WRITTEN EXERCISE
Show each line from the listing that includes the word "content".

** Start DATASET RECORDS **

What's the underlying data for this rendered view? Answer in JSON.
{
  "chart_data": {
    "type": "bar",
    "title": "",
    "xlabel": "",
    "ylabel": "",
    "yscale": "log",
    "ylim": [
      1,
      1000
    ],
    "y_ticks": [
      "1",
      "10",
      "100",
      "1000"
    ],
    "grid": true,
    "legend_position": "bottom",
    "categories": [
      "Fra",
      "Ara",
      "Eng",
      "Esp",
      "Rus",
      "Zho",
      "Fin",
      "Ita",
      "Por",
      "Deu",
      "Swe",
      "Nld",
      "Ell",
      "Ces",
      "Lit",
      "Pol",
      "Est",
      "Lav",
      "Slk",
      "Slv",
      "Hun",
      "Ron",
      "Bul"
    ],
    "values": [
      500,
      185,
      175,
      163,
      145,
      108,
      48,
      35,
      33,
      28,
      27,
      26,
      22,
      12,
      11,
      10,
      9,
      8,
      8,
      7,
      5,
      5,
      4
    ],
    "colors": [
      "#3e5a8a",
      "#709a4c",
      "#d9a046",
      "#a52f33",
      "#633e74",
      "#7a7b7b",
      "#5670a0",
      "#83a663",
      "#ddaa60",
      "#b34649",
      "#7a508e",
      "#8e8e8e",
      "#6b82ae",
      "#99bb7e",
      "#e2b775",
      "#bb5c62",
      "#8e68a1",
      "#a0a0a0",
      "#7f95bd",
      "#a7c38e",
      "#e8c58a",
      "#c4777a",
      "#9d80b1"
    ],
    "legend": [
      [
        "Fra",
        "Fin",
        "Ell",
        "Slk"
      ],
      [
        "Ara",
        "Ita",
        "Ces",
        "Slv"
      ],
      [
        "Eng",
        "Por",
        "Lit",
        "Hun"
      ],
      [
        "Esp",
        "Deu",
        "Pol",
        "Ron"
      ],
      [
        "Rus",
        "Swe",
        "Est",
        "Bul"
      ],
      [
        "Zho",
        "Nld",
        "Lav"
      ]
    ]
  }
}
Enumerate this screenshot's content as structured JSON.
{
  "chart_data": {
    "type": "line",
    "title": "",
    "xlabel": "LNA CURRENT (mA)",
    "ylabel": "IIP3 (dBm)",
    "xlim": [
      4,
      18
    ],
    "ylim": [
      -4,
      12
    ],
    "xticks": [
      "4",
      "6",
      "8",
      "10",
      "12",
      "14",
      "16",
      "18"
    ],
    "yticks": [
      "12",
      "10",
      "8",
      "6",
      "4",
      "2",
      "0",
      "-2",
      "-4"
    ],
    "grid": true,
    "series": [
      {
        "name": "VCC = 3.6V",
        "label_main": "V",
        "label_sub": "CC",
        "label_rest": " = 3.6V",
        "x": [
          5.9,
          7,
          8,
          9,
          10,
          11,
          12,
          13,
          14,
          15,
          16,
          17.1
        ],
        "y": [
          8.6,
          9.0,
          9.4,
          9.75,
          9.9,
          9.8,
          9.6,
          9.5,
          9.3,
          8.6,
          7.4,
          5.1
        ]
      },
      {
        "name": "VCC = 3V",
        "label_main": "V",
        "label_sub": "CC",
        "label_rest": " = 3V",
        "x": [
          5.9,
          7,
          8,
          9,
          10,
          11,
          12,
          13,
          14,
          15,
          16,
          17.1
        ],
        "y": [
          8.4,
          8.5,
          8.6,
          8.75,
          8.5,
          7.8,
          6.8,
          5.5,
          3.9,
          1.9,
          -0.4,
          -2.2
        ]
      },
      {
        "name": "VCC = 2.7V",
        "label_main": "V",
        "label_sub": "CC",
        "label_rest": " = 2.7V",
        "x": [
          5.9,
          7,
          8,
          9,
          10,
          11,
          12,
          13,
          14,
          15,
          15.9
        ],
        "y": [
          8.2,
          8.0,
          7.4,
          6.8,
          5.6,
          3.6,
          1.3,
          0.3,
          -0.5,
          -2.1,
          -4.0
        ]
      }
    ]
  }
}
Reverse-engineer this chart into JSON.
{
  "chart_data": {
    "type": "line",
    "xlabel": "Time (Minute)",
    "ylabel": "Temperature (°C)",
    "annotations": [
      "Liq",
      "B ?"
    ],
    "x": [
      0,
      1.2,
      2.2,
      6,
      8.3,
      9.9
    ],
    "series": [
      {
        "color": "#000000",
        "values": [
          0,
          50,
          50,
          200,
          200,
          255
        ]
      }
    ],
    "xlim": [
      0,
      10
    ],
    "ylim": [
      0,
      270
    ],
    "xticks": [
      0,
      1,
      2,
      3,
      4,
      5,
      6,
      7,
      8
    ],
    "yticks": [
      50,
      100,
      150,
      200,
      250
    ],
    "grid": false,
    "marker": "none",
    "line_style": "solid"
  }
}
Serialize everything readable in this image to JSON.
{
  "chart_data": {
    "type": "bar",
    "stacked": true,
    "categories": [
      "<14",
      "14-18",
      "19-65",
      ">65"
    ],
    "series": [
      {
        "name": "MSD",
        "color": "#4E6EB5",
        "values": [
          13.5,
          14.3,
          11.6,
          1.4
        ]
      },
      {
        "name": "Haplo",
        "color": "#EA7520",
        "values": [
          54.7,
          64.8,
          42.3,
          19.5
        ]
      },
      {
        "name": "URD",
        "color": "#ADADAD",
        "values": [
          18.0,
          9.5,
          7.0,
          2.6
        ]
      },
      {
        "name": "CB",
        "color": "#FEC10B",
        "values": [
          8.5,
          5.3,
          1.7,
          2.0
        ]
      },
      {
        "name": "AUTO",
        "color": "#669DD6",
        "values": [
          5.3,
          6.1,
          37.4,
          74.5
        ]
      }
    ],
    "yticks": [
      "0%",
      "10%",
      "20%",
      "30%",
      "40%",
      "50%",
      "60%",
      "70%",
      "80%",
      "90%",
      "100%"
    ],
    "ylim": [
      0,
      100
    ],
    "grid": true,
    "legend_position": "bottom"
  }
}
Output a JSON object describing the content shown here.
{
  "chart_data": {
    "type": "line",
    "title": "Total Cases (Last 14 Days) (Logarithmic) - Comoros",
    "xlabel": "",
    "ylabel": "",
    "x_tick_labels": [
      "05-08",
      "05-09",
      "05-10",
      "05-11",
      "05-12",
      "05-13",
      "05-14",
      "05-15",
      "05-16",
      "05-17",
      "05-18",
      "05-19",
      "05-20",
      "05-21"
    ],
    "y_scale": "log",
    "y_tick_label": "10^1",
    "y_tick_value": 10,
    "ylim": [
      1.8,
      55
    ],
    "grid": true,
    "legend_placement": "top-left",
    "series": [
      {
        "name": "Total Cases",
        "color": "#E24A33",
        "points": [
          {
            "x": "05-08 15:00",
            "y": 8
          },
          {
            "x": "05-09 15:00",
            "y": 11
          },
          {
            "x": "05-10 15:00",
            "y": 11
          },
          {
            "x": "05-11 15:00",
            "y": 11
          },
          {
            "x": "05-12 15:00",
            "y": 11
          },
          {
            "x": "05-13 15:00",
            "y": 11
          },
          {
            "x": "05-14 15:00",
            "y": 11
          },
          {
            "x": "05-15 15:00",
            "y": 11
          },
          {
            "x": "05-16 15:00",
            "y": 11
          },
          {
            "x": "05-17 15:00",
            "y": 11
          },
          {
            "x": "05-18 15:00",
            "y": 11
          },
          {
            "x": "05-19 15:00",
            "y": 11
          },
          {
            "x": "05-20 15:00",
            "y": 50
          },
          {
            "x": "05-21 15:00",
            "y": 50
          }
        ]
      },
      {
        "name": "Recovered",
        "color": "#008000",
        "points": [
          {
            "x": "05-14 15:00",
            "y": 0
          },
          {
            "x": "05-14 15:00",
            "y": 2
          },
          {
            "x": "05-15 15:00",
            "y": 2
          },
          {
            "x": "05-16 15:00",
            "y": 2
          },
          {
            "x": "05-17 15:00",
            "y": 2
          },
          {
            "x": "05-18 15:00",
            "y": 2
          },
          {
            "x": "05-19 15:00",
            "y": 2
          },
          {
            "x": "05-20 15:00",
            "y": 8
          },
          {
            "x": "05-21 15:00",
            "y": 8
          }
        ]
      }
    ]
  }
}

** End DATASET RECORDS **

RESPONSE
Enumerate this screenshot's content as structured JSON.
Output a JSON object describing the content shown here.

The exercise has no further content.